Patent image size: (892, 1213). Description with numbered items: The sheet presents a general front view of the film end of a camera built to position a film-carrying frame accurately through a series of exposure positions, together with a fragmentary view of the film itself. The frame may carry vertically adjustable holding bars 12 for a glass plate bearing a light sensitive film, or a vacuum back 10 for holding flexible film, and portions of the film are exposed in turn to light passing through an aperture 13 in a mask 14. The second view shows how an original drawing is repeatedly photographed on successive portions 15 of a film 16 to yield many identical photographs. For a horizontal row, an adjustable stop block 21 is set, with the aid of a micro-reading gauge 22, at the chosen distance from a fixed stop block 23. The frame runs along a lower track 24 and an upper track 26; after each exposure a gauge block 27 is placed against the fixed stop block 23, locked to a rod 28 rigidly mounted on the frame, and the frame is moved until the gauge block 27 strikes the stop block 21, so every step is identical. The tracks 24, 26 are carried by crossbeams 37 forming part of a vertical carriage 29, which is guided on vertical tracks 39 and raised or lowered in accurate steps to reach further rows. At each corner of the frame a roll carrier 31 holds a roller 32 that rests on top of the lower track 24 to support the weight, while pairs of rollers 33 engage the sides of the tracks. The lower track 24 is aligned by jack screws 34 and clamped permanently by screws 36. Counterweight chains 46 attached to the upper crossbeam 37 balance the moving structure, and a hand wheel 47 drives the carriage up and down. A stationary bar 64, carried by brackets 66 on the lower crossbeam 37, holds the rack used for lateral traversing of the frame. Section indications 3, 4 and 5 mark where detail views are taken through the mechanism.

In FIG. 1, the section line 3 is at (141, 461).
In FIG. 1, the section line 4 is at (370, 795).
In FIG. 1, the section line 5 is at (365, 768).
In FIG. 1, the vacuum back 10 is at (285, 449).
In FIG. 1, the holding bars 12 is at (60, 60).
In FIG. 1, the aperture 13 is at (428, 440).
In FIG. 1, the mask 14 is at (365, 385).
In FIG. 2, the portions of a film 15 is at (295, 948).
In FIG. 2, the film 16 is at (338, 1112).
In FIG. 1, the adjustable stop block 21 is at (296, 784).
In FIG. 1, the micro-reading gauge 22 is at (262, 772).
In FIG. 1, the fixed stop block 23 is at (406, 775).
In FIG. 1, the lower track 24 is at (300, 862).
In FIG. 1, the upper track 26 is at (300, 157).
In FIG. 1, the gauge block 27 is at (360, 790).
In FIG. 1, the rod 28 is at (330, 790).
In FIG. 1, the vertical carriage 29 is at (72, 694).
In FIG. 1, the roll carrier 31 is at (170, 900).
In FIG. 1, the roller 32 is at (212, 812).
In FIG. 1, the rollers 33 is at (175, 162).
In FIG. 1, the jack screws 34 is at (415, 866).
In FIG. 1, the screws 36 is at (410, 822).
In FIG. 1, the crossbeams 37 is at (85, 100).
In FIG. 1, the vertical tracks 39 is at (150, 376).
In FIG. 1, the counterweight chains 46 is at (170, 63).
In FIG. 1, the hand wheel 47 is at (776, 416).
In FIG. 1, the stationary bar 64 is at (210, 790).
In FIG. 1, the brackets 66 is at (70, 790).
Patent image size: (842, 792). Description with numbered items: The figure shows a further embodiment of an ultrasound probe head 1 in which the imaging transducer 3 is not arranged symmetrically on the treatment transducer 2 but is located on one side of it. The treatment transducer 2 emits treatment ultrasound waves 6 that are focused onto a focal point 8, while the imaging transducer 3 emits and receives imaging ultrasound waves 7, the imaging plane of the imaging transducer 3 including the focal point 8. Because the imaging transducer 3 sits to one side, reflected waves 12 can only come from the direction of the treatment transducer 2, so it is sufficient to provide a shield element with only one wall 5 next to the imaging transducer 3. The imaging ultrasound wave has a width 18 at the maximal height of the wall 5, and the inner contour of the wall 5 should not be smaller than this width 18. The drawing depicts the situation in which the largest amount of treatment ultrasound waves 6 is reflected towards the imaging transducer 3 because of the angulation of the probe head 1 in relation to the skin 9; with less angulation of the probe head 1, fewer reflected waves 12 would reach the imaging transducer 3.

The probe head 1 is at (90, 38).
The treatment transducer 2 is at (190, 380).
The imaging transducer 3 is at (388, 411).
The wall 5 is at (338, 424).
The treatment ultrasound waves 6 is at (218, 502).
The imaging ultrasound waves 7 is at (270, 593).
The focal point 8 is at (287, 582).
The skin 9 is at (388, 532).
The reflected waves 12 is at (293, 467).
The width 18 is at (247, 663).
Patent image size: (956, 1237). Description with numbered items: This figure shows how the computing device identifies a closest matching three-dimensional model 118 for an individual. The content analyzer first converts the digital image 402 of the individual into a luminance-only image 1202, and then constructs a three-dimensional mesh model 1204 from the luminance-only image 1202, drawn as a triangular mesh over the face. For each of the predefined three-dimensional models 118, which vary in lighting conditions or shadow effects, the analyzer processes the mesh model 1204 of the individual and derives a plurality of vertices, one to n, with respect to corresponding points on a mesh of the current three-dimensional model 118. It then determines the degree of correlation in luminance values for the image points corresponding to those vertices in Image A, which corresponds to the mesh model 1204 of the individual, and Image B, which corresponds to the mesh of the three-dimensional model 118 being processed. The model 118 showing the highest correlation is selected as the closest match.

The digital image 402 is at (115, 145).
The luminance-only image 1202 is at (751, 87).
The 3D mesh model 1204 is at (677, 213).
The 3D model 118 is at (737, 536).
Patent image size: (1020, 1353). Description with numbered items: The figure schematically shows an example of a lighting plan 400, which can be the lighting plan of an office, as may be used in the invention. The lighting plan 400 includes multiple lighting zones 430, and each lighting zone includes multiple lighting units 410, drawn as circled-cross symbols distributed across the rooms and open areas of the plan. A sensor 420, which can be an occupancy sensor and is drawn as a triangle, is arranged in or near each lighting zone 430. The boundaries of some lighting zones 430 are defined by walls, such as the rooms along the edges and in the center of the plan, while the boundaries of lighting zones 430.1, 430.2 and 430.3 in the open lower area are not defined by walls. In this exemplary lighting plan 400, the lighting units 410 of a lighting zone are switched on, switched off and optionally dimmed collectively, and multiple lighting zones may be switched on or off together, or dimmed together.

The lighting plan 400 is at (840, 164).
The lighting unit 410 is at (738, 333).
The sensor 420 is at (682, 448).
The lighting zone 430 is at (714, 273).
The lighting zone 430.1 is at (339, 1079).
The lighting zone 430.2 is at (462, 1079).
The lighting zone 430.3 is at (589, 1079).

--------------------------------

● What you are asked to do
Reproduce all of the data above line for line, without changing any wording, numbers, or punctuation.

● Exercise solution
Patent image size: (892, 1213). Description with numbered items: The sheet presents a general front view of the film end of a camera built to position a film-carrying frame accurately through a series of exposure positions, together with a fragmentary view of the film itself. The frame may carry vertically adjustable holding bars 12 for a glass plate bearing a light sensitive film, or a vacuum back 10 for holding flexible film, and portions of the film are exposed in turn to light passing through an aperture 13 in a mask 14. The second view shows how an original drawing is repeatedly photographed on successive portions 15 of a film 16 to yield many identical photographs. For a horizontal row, an adjustable stop block 21 is set, with the aid of a micro-reading gauge 22, at the chosen distance from a fixed stop block 23. The frame runs along a lower track 24 and an upper track 26; after each exposure a gauge block 27 is placed against the fixed stop block 23, locked to a rod 28 rigidly mounted on the frame, and the frame is moved until the gauge block 27 strikes the stop block 21, so every step is identical. The tracks 24, 26 are carried by crossbeams 37 forming part of a vertical carriage 29, which is guided on vertical tracks 39 and raised or lowered in accurate steps to reach further rows. At each corner of the frame a roll carrier 31 holds a roller 32 that rests on top of the lower track 24 to support the weight, while pairs of rollers 33 engage the sides of the tracks. The lower track 24 is aligned by jack screws 34 and clamped permanently by screws 36. Counterweight chains 46 attached to the upper crossbeam 37 balance the moving structure, and a hand wheel 47 drives the carriage up and down. A stationary bar 64, carried by brackets 66 on the lower crossbeam 37, holds the rack used for lateral traversing of the frame. Section indications 3, 4 and 5 mark where detail views are taken through the mechanism.

In FIG. 1, the section line 3 is at (141, 461).
In FIG. 1, the section line 4 is at (370, 795).
In FIG. 1, the section line 5 is at (365, 768).
In FIG. 1, the vacuum back 10 is at (285, 449).
In FIG. 1, the holding bars 12 is at (60, 60).
In FIG. 1, the aperture 13 is at (428, 440).
In FIG. 1, the mask 14 is at (365, 385).
In FIG. 2, the portions of a film 15 is at (295, 948).
In FIG. 2, the film 16 is at (338, 1112).
In FIG. 1, the adjustable stop block 21 is at (296, 784).
In FIG. 1, the micro-reading gauge 22 is at (262, 772).
In FIG. 1, the fixed stop block 23 is at (406, 775).
In FIG. 1, the lower track 24 is at (300, 862).
In FIG. 1, the upper track 26 is at (300, 157).
In FIG. 1, the gauge block 27 is at (360, 790).
In FIG. 1, the rod 28 is at (330, 790).
In FIG. 1, the vertical carriage 29 is at (72, 694).
In FIG. 1, the roll carrier 31 is at (170, 900).
In FIG. 1, the roller 32 is at (212, 812).
In FIG. 1, the rollers 33 is at (175, 162).
In FIG. 1, the jack screws 34 is at (415, 866).
In FIG. 1, the screws 36 is at (410, 822).
In FIG. 1, the crossbeams 37 is at (85, 100).
In FIG. 1, the vertical tracks 39 is at (150, 376).
In FIG. 1, the counterweight chains 46 is at (170, 63).
In FIG. 1, the hand wheel 47 is at (776, 416).
In FIG. 1, the stationary bar 64 is at (210, 790).
In FIG. 1, the brackets 66 is at (70, 790).
Patent image size: (842, 792). Description with numbered items: The figure shows a further embodiment of an ultrasound probe head 1 in which the imaging transducer 3 is not arranged symmetrically on the treatment transducer 2 but is located on one side of it. The treatment transducer 2 emits treatment ultrasound waves 6 that are focused onto a focal point 8, while the imaging transducer 3 emits and receives imaging ultrasound waves 7, the imaging plane of the imaging transducer 3 including the focal point 8. Because the imaging transducer 3 sits to one side, reflected waves 12 can only come from the direction of the treatment transducer 2, so it is sufficient to provide a shield element with only one wall 5 next to the imaging transducer 3. The imaging ultrasound wave has a width 18 at the maximal height of the wall 5, and the inner contour of the wall 5 should not be smaller than this width 18. The drawing depicts the situation in which the largest amount of treatment ultrasound waves 6 is reflected towards the imaging transducer 3 because of the angulation of the probe head 1 in relation to the skin 9; with less angulation of the probe head 1, fewer reflected waves 12 would reach the imaging transducer 3.

The probe head 1 is at (90, 38).
The treatment transducer 2 is at (190, 380).
The imaging transducer 3 is at (388, 411).
The wall 5 is at (338, 424).
The treatment ultrasound waves 6 is at (218, 502).
The imaging ultrasound waves 7 is at (270, 593).
The focal point 8 is at (287, 582).
The skin 9 is at (388, 532).
The reflected waves 12 is at (293, 467).
The width 18 is at (247, 663).
Patent image size: (956, 1237). Description with numbered items: This figure shows how the computing device identifies a closest matching three-dimensional model 118 for an individual. The content analyzer first converts the digital image 402 of the individual into a luminance-only image 1202, and then constructs a three-dimensional mesh model 1204 from the luminance-only image 1202, drawn as a triangular mesh over the face. For each of the predefined three-dimensional models 118, which vary in lighting conditions or shadow effects, the analyzer processes the mesh model 1204 of the individual and derives a plurality of vertices, one to n, with respect to corresponding points on a mesh of the current three-dimensional model 118. It then determines the degree of correlation in luminance values for the image points corresponding to those vertices in Image A, which corresponds to the mesh model 1204 of the individual, and Image B, which corresponds to the mesh of the three-dimensional model 118 being processed. The model 118 showing the highest correlation is selected as the closest match.

The digital image 402 is at (115, 145).
The luminance-only image 1202 is at (751, 87).
The 3D mesh model 1204 is at (677, 213).
The 3D model 118 is at (737, 536).
Patent image size: (1020, 1353). Description with numbered items: The figure schematically shows an example of a lighting plan 400, which can be the lighting plan of an office, as may be used in the invention. The lighting plan 400 includes multiple lighting zones 430, and each lighting zone includes multiple lighting units 410, drawn as circled-cross symbols distributed across the rooms and open areas of the plan. A sensor 420, which can be an occupancy sensor and is drawn as a triangle, is arranged in or near each lighting zone 430. The boundaries of some lighting zones 430 are defined by walls, such as the rooms along the edges and in the center of the plan, while the boundaries of lighting zones 430.1, 430.2 and 430.3 in the open lower area are not defined by walls. In this exemplary lighting plan 400, the lighting units 410 of a lighting zone are switched on, switched off and optionally dimmed collectively, and multiple lighting zones may be switched on or off together, or dimmed together.

The lighting plan 400 is at (840, 164).
The lighting unit 410 is at (738, 333).
The sensor 420 is at (682, 448).
The lighting zone 430 is at (714, 273).
The lighting zone 430.1 is at (339, 1079).
The lighting zone 430.2 is at (462, 1079).
The lighting zone 430.3 is at (589, 1079).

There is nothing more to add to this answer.